### TASK STATEMENT
Reproduce the material word for word; the images stay out.
====== SUPPLIED INFORMATION
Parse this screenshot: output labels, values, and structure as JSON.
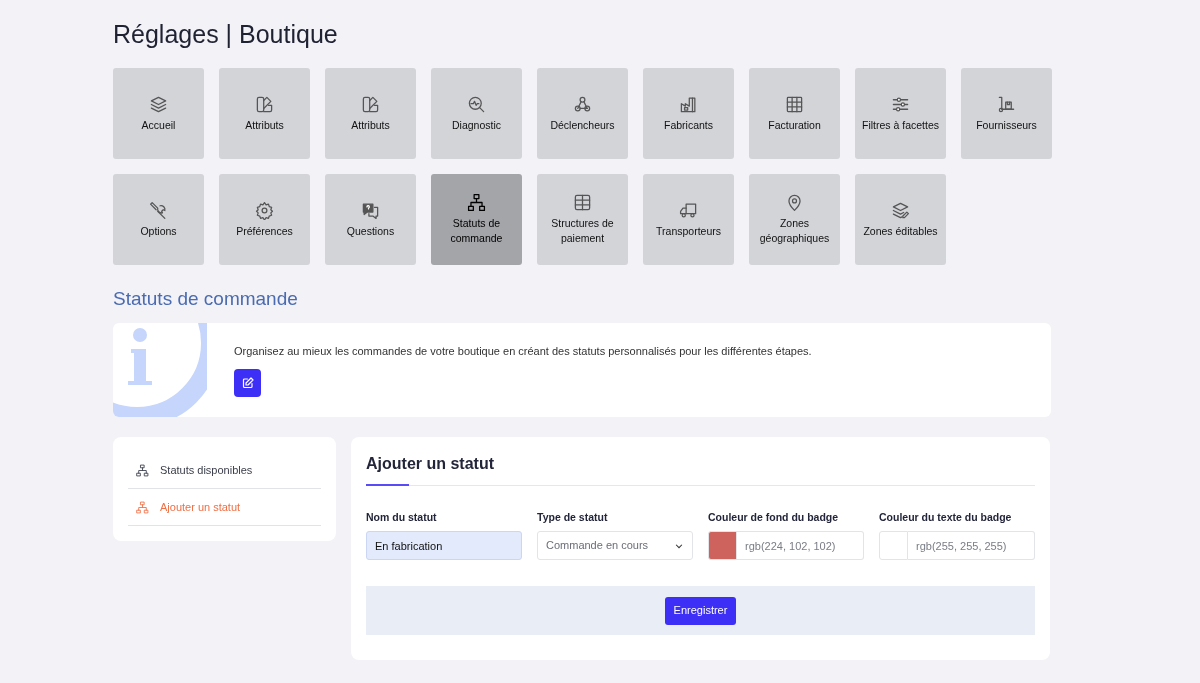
{
  "page_title": "Réglages | Boutique",
  "tiles": [
    {
      "label": "Accueil",
      "selected": false
    },
    {
      "label": "Attributs",
      "selected": false
    },
    {
      "label": "Attributs",
      "selected": false
    },
    {
      "label": "Diagnostic",
      "selected": false
    },
    {
      "label": "Déclencheurs",
      "selected": false
    },
    {
      "label": "Fabricants",
      "selected": false
    },
    {
      "label": "Facturation",
      "selected": false
    },
    {
      "label": "Filtres à facettes",
      "selected": false
    },
    {
      "label": "Fournisseurs",
      "selected": false
    },
    {
      "label": "Options",
      "selected": false
    },
    {
      "label": "Préférences",
      "selected": false
    },
    {
      "label": "Questions",
      "selected": false
    },
    {
      "label": "Statuts de commande",
      "selected": true
    },
    {
      "label": "Structures de paiement",
      "selected": false
    },
    {
      "label": "Transporteurs",
      "selected": false
    },
    {
      "label": "Zones géographiques",
      "selected": false
    },
    {
      "label": "Zones éditables",
      "selected": false
    }
  ],
  "section_title": "Statuts de commande",
  "info": {
    "text": "Organisez au mieux les commandes de votre boutique en créant des statuts personnalisés pour les différentes étapes."
  },
  "sidebar": {
    "items": [
      {
        "label": "Statuts disponibles",
        "selected": false
      },
      {
        "label": "Ajouter un statut",
        "selected": true
      }
    ]
  },
  "form": {
    "title": "Ajouter un statut",
    "fields": [
      {
        "kind": "text",
        "label": "Nom du statut",
        "value": "En fabrication",
        "focused": true
      },
      {
        "kind": "select",
        "label": "Type de statut",
        "value": "Commande en cours"
      },
      {
        "kind": "color",
        "label": "Couleur de fond du badge",
        "placeholder": "rgb(224, 102, 102)",
        "color": "#cd635c"
      },
      {
        "kind": "color",
        "label": "Couleur du texte du badge",
        "placeholder": "rgb(255, 255, 255)",
        "color": "#ffffff"
      }
    ],
    "submit": "Enregistrer"
  }
}
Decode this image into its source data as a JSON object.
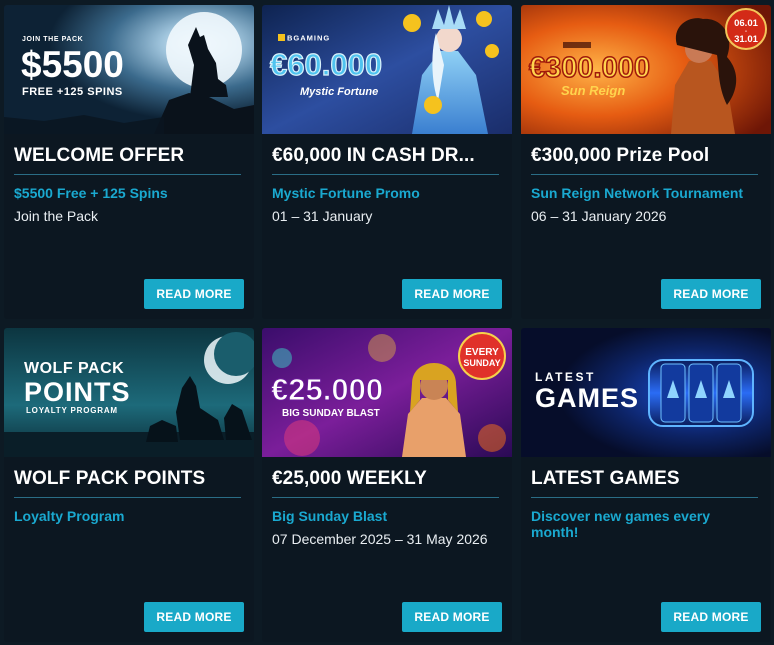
============
### RESPONSE
Parse this screenshot: output labels, values, and structure as JSON.
{
  "page_title": "Réglages | Boutique",
  "tiles": [
    {
      "label": "Accueil",
      "selected": false
    },
    {
      "label": "Attributs",
      "selected": false
    },
    {
      "label": "Attributs",
      "selected": false
    },
    {
      "label": "Diagnostic",
      "selected": false
    },
    {
      "label": "Déclencheurs",
      "selected": false
    },
    {
      "label": "Fabricants",
      "selected": false
    },
    {
      "label": "Facturation",
      "selected": false
    },
    {
      "label": "Filtres à facettes",
      "selected": false
    },
    {
      "label": "Fournisseurs",
      "selected": false
    },
    {
      "label": "Options",
      "selected": false
    },
    {
      "label": "Préférences",
      "selected": false
    },
    {
      "label": "Questions",
      "selected": false
    },
    {
      "label": "Statuts de commande",
      "selected": true
    },
    {
      "label": "Structures de paiement",
      "selected": false
    },
    {
      "label": "Transporteurs",
      "selected": false
    },
    {
      "label": "Zones géographiques",
      "selected": false
    },
    {
      "label": "Zones éditables",
      "selected": false
    }
  ],
  "section_title": "Statuts de commande",
  "info": {
    "text": "Organisez au mieux les commandes de votre boutique en créant des statuts personnalisés pour les différentes étapes."
  },
  "sidebar": {
    "items": [
      {
        "label": "Statuts disponibles",
        "selected": false
      },
      {
        "label": "Ajouter un statut",
        "selected": true
      }
    ]
  },
  "form": {
    "title": "Ajouter un statut",
    "fields": [
      {
        "kind": "text",
        "label": "Nom du statut",
        "value": "En fabrication",
        "focused": true
      },
      {
        "kind": "select",
        "label": "Type de statut",
        "value": "Commande en cours"
      },
      {
        "kind": "color",
        "label": "Couleur de fond du badge",
        "placeholder": "rgb(224, 102, 102)",
        "color": "#cd635c"
      },
      {
        "kind": "color",
        "label": "Couleur du texte du badge",
        "placeholder": "rgb(255, 255, 255)",
        "color": "#ffffff"
      }
    ],
    "submit": "Enregistrer"
  }
}
Decode this image into its source data as a JSON object.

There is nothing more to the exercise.